REQUIRED WORK: Restate each line word for word. Leave out every picture.

-------------------------

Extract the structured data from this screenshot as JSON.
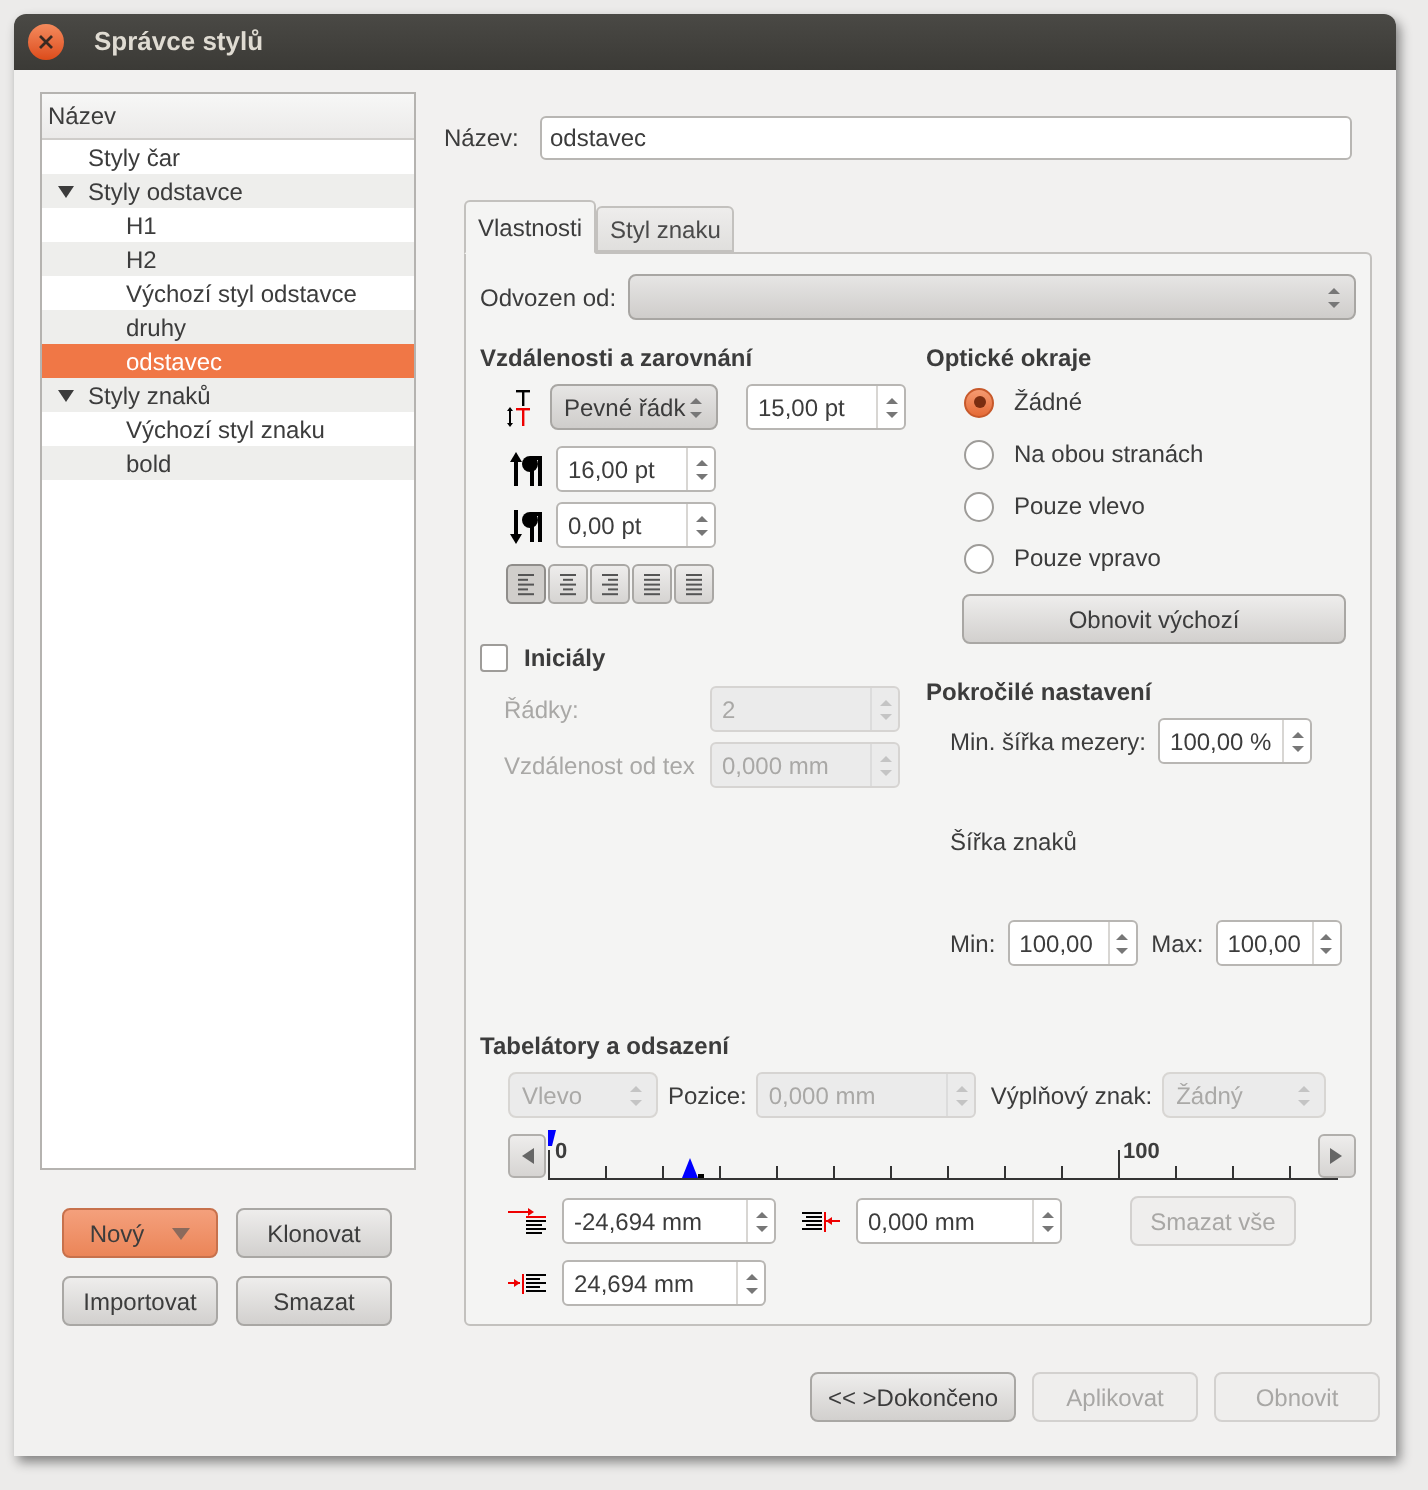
{
  "window": {
    "title": "Správce stylů"
  },
  "style_list": {
    "header": "Název",
    "items": [
      {
        "label": "Styly čar",
        "selected": false
      },
      {
        "label": "Styly odstavce",
        "selected": false,
        "expanded": true,
        "children": [
          {
            "label": "H1",
            "selected": false
          },
          {
            "label": "H2",
            "selected": false
          },
          {
            "label": "Výchozí styl odstavce",
            "selected": false
          },
          {
            "label": "druhy",
            "selected": false
          },
          {
            "label": "odstavec",
            "selected": true
          }
        ]
      },
      {
        "label": "Styly znaků",
        "selected": false,
        "expanded": true,
        "children": [
          {
            "label": "Výchozí styl znaku",
            "selected": false
          },
          {
            "label": "bold",
            "selected": false
          }
        ]
      }
    ]
  },
  "list_buttons": [
    {
      "label": "Nový",
      "kind": "menu",
      "default": true
    },
    {
      "label": "Klonovat",
      "kind": "plain",
      "default": false
    },
    {
      "label": "Importovat",
      "kind": "plain",
      "default": false
    },
    {
      "label": "Smazat",
      "kind": "plain",
      "default": false
    }
  ],
  "name_field": {
    "label": "Název:",
    "value": "odstavec"
  },
  "tabs": [
    {
      "label": "Vlastnosti",
      "selected": true
    },
    {
      "label": "Styl znaku",
      "selected": false
    }
  ],
  "based_on": {
    "label": "Odvozen od:"
  },
  "spacing": {
    "title": "Vzdálenosti a zarovnání",
    "line_mode": "Pevné řádk",
    "line_value": "15,00 pt",
    "above": "16,00 pt",
    "below": "0,00 pt",
    "alignments": [
      {
        "selected": true
      },
      {
        "selected": false
      },
      {
        "selected": false
      },
      {
        "selected": false
      },
      {
        "selected": false
      }
    ]
  },
  "optical": {
    "title": "Optické okraje",
    "options": [
      {
        "label": "Žádné",
        "selected": true
      },
      {
        "label": "Na obou stranách",
        "selected": false
      },
      {
        "label": "Pouze vlevo",
        "selected": false
      },
      {
        "label": "Pouze vpravo",
        "selected": false
      }
    ],
    "reset": "Obnovit výchozí"
  },
  "initials": {
    "label": "Iniciály",
    "checked": false,
    "lines_label": "Řádky:",
    "lines": "2",
    "distance_label": "Vzdálenost od tex",
    "distance": "0,000 mm"
  },
  "advanced": {
    "title": "Pokročilé nastavení",
    "min_space_label": "Min. šířka mezery:",
    "min_space": "100,00 %",
    "glyph_title": "Šířka znaků",
    "min_label": "Min:",
    "min": "100,00",
    "max_label": "Max:",
    "max": "100,00"
  },
  "tabs_indents": {
    "title": "Tabelátory a odsazení",
    "disabled": true,
    "alignment": "Vlevo",
    "position_label": "Pozice:",
    "position": "0,000 mm",
    "fill_label": "Výplňový znak:",
    "fill": "Žádný",
    "ruler_labels": [
      "0",
      "100"
    ],
    "first_line": "-24,694 mm",
    "right": "0,000 mm",
    "left": "24,694 mm",
    "clear_all": "Smazat vše"
  },
  "footer_buttons": [
    {
      "label": "<< >Dokončeno",
      "disabled": false
    },
    {
      "label": "Aplikovat",
      "disabled": true
    },
    {
      "label": "Obnovit",
      "disabled": true
    }
  ]
}
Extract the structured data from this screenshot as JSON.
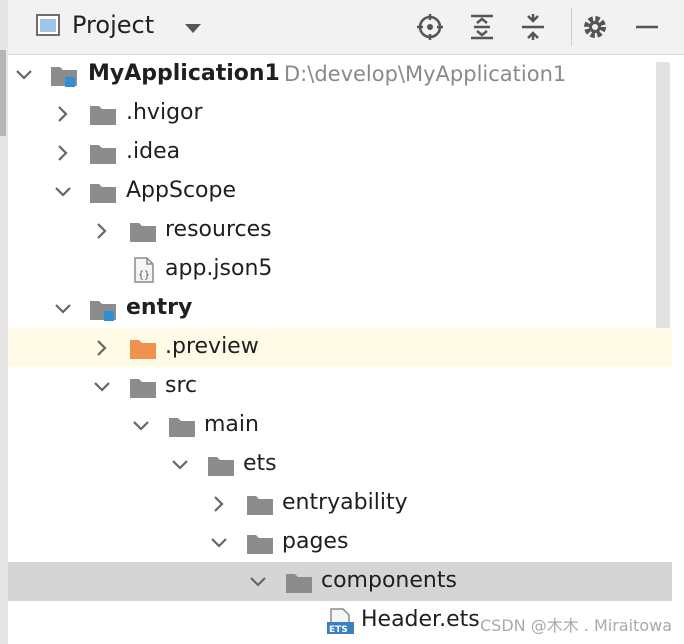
{
  "panel": {
    "title": "Project",
    "toolbar": [
      "locate-icon",
      "expand-all-icon",
      "collapse-all-icon",
      "gear-icon",
      "minimize-icon"
    ]
  },
  "tree": {
    "root": {
      "label": "MyApplication1",
      "path": "D:\\develop\\MyApplication1"
    },
    "hvigor": ".hvigor",
    "idea": ".idea",
    "appscope": "AppScope",
    "resources": "resources",
    "appjson": "app.json5",
    "entry": "entry",
    "preview": ".preview",
    "src": "src",
    "main": "main",
    "ets": "ets",
    "entryability": "entryability",
    "pages": "pages",
    "components": "components",
    "header": "Header.ets"
  },
  "watermark": "CSDN @木木 . Miraitowa",
  "colors": {
    "folder": "#8c8c8c",
    "excluded_folder": "#f0914e",
    "module_badge": "#2f8fd8",
    "selected_row": "#d5d5d5",
    "highlight_row": "#fffbe6"
  }
}
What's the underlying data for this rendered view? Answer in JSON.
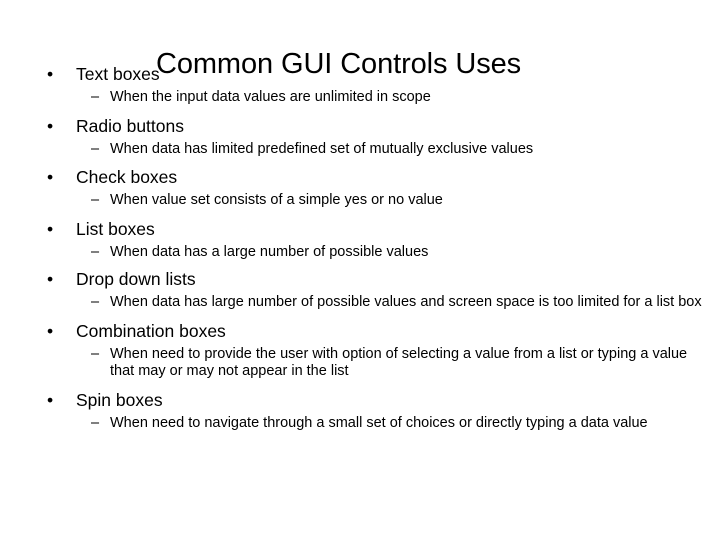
{
  "slide": {
    "title": "Common GUI Controls Uses",
    "bullet_marker": "•",
    "sub_marker": "–",
    "background_color": "#ffffff",
    "text_color": "#000000",
    "items": [
      {
        "label": "Text boxes",
        "detail": "When the input data values are unlimited in scope"
      },
      {
        "label": "Radio buttons",
        "detail": "When data has limited predefined set of mutually exclusive values"
      },
      {
        "label": "Check boxes",
        "detail": "When value set consists of a simple yes or no value"
      },
      {
        "label": "List boxes",
        "detail": "When data has a large number of possible values"
      },
      {
        "label": "Drop down lists",
        "detail": "When data has large number of possible values and screen space is too limited for a list box"
      },
      {
        "label": "Combination boxes",
        "detail": "When need to provide the user with option of selecting a value from a list or typing a value that may or may not appear in the list"
      },
      {
        "label": "Spin boxes",
        "detail": "When need to navigate through a small set of choices or directly typing a data value"
      }
    ]
  }
}
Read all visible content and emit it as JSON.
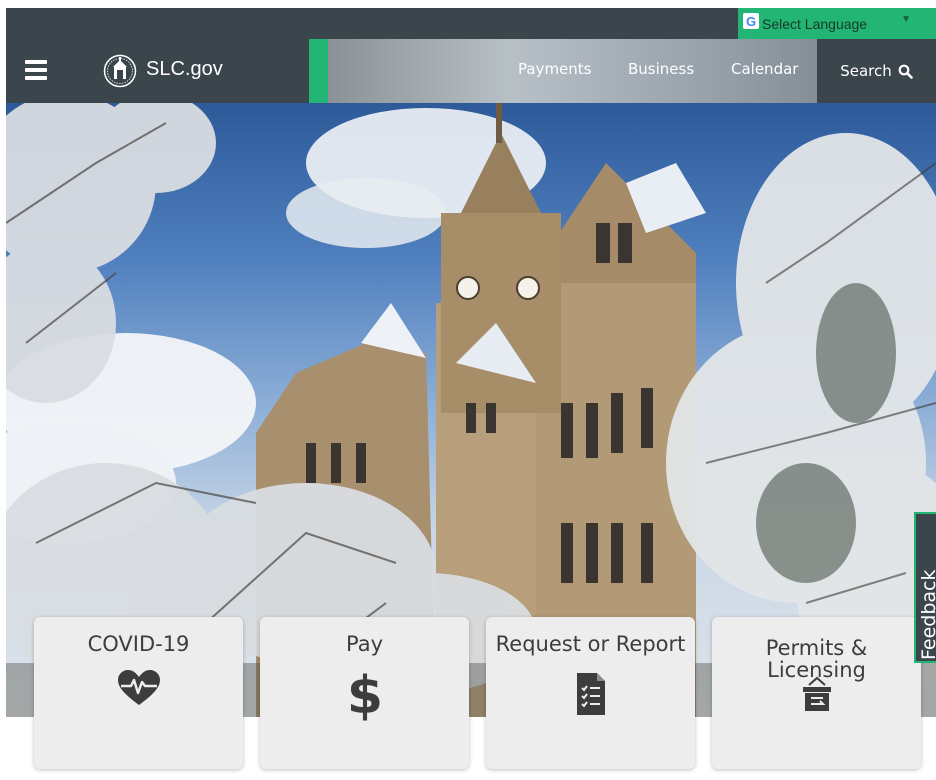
{
  "language_bar": {
    "label": "Select Language",
    "arrow": "▼"
  },
  "header": {
    "logo_text_main": "SLC",
    "logo_text_tld": ".gov",
    "nav_links": [
      {
        "label": "Payments"
      },
      {
        "label": "Business"
      },
      {
        "label": "Calendar"
      }
    ],
    "search_label": "Search"
  },
  "cards": [
    {
      "label": "COVID-19",
      "icon": "heartbeat-icon"
    },
    {
      "label": "Pay",
      "icon": "dollar-icon"
    },
    {
      "label": "Request or Report",
      "icon": "checklist-document-icon"
    },
    {
      "label_line1": "Permits &",
      "label_line2": "Licensing",
      "icon": "permit-box-icon"
    }
  ],
  "feedback_label": "Feedback",
  "colors": {
    "accent_green": "#22b573",
    "header_dark": "#3b454c",
    "card_bg": "#ededed",
    "icon_dark": "#3d3d3d"
  }
}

-------------------------

RESPONSE:
Extract the structured data from this screenshot as JSON.
{
  "window": {
    "title": "Správce stylů"
  },
  "style_list": {
    "header": "Název",
    "items": [
      {
        "label": "Styly čar",
        "selected": false
      },
      {
        "label": "Styly odstavce",
        "selected": false,
        "expanded": true,
        "children": [
          {
            "label": "H1",
            "selected": false
          },
          {
            "label": "H2",
            "selected": false
          },
          {
            "label": "Výchozí styl odstavce",
            "selected": false
          },
          {
            "label": "druhy",
            "selected": false
          },
          {
            "label": "odstavec",
            "selected": true
          }
        ]
      },
      {
        "label": "Styly znaků",
        "selected": false,
        "expanded": true,
        "children": [
          {
            "label": "Výchozí styl znaku",
            "selected": false
          },
          {
            "label": "bold",
            "selected": false
          }
        ]
      }
    ]
  },
  "list_buttons": [
    {
      "label": "Nový",
      "kind": "menu",
      "default": true
    },
    {
      "label": "Klonovat",
      "kind": "plain",
      "default": false
    },
    {
      "label": "Importovat",
      "kind": "plain",
      "default": false
    },
    {
      "label": "Smazat",
      "kind": "plain",
      "default": false
    }
  ],
  "name_field": {
    "label": "Název:",
    "value": "odstavec"
  },
  "tabs": [
    {
      "label": "Vlastnosti",
      "selected": true
    },
    {
      "label": "Styl znaku",
      "selected": false
    }
  ],
  "based_on": {
    "label": "Odvozen od:"
  },
  "spacing": {
    "title": "Vzdálenosti a zarovnání",
    "line_mode": "Pevné řádk",
    "line_value": "15,00 pt",
    "above": "16,00 pt",
    "below": "0,00 pt",
    "alignments": [
      {
        "selected": true
      },
      {
        "selected": false
      },
      {
        "selected": false
      },
      {
        "selected": false
      },
      {
        "selected": false
      }
    ]
  },
  "optical": {
    "title": "Optické okraje",
    "options": [
      {
        "label": "Žádné",
        "selected": true
      },
      {
        "label": "Na obou stranách",
        "selected": false
      },
      {
        "label": "Pouze vlevo",
        "selected": false
      },
      {
        "label": "Pouze vpravo",
        "selected": false
      }
    ],
    "reset": "Obnovit výchozí"
  },
  "initials": {
    "label": "Iniciály",
    "checked": false,
    "lines_label": "Řádky:",
    "lines": "2",
    "distance_label": "Vzdálenost od tex",
    "distance": "0,000 mm"
  },
  "advanced": {
    "title": "Pokročilé nastavení",
    "min_space_label": "Min. šířka mezery:",
    "min_space": "100,00 %",
    "glyph_title": "Šířka znaků",
    "min_label": "Min:",
    "min": "100,00",
    "max_label": "Max:",
    "max": "100,00"
  },
  "tabs_indents": {
    "title": "Tabelátory a odsazení",
    "disabled": true,
    "alignment": "Vlevo",
    "position_label": "Pozice:",
    "position": "0,000 mm",
    "fill_label": "Výplňový znak:",
    "fill": "Žádný",
    "ruler_labels": [
      "0",
      "100"
    ],
    "first_line": "-24,694 mm",
    "right": "0,000 mm",
    "left": "24,694 mm",
    "clear_all": "Smazat vše"
  },
  "footer_buttons": [
    {
      "label": "<< >Dokončeno",
      "disabled": false
    },
    {
      "label": "Aplikovat",
      "disabled": true
    },
    {
      "label": "Obnovit",
      "disabled": true
    }
  ]
}
Extract the structured data from this screenshot as JSON.
{
  "panel": {
    "title": "Project",
    "toolbar": [
      "locate-icon",
      "expand-all-icon",
      "collapse-all-icon",
      "gear-icon",
      "minimize-icon"
    ]
  },
  "tree": {
    "root": {
      "label": "MyApplication1",
      "path": "D:\\develop\\MyApplication1"
    },
    "hvigor": ".hvigor",
    "idea": ".idea",
    "appscope": "AppScope",
    "resources": "resources",
    "appjson": "app.json5",
    "entry": "entry",
    "preview": ".preview",
    "src": "src",
    "main": "main",
    "ets": "ets",
    "entryability": "entryability",
    "pages": "pages",
    "components": "components",
    "header": "Header.ets"
  },
  "watermark": "CSDN @木木 . Miraitowa",
  "colors": {
    "folder": "#8c8c8c",
    "excluded_folder": "#f0914e",
    "module_badge": "#2f8fd8",
    "selected_row": "#d5d5d5",
    "highlight_row": "#fffbe6"
  }
}
What's the underlying data for this rendered view? Answer in JSON.
{
  "slide": {
    "title": "Common GUI Controls Uses",
    "bullet_marker": "•",
    "sub_marker": "–",
    "background_color": "#ffffff",
    "text_color": "#000000",
    "items": [
      {
        "label": "Text boxes",
        "detail": "When the input data values are unlimited in scope"
      },
      {
        "label": "Radio buttons",
        "detail": "When data has limited predefined set of mutually exclusive values"
      },
      {
        "label": "Check boxes",
        "detail": "When value set consists of a simple yes or no value"
      },
      {
        "label": "List boxes",
        "detail": "When data has a large number of possible values"
      },
      {
        "label": "Drop down lists",
        "detail": "When data has large number of possible values and screen space is too limited for a list box"
      },
      {
        "label": "Combination boxes",
        "detail": "When need to provide the user with option of selecting a value from a list or typing a value that may or may not appear in the list"
      },
      {
        "label": "Spin boxes",
        "detail": "When need to navigate through a small set of choices or directly typing a data value"
      }
    ]
  }
}
Read all visible content and emit it as JSON.
{
  "language_bar": {
    "label": "Select Language",
    "arrow": "▼"
  },
  "header": {
    "logo_text_main": "SLC",
    "logo_text_tld": ".gov",
    "nav_links": [
      {
        "label": "Payments"
      },
      {
        "label": "Business"
      },
      {
        "label": "Calendar"
      }
    ],
    "search_label": "Search"
  },
  "cards": [
    {
      "label": "COVID-19",
      "icon": "heartbeat-icon"
    },
    {
      "label": "Pay",
      "icon": "dollar-icon"
    },
    {
      "label": "Request or Report",
      "icon": "checklist-document-icon"
    },
    {
      "label_line1": "Permits &",
      "label_line2": "Licensing",
      "icon": "permit-box-icon"
    }
  ],
  "feedback_label": "Feedback",
  "colors": {
    "accent_green": "#22b573",
    "header_dark": "#3b454c",
    "card_bg": "#ededed",
    "icon_dark": "#3d3d3d"
  }
}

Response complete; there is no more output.